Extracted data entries
>> start

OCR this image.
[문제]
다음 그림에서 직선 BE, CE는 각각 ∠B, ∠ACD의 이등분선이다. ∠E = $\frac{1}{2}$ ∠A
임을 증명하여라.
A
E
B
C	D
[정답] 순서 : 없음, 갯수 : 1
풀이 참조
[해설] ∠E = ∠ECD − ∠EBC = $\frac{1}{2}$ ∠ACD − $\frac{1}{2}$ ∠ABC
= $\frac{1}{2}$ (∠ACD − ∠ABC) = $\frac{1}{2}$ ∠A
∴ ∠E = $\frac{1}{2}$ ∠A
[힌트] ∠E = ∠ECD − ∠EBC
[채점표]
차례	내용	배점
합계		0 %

>> end

WHAT IS EXPECTED → Exactly as shown above, return every record.

IN RESPONSE →
OCR this image.
[문제]
다음 그림에서 직선 BE, CE는 각각 ∠B, ∠ACD의 이등분선이다. ∠E = $\frac{1}{2}$ ∠A
임을 증명하여라.
A
E
B
C	D
[정답] 순서 : 없음, 갯수 : 1
풀이 참조
[해설] ∠E = ∠ECD − ∠EBC = $\frac{1}{2}$ ∠ACD − $\frac{1}{2}$ ∠ABC
= $\frac{1}{2}$ (∠ACD − ∠ABC) = $\frac{1}{2}$ ∠A
∴ ∠E = $\frac{1}{2}$ ∠A
[힌트] ∠E = ∠ECD − ∠EBC
[채점표]
차례	내용	배점
합계		0 %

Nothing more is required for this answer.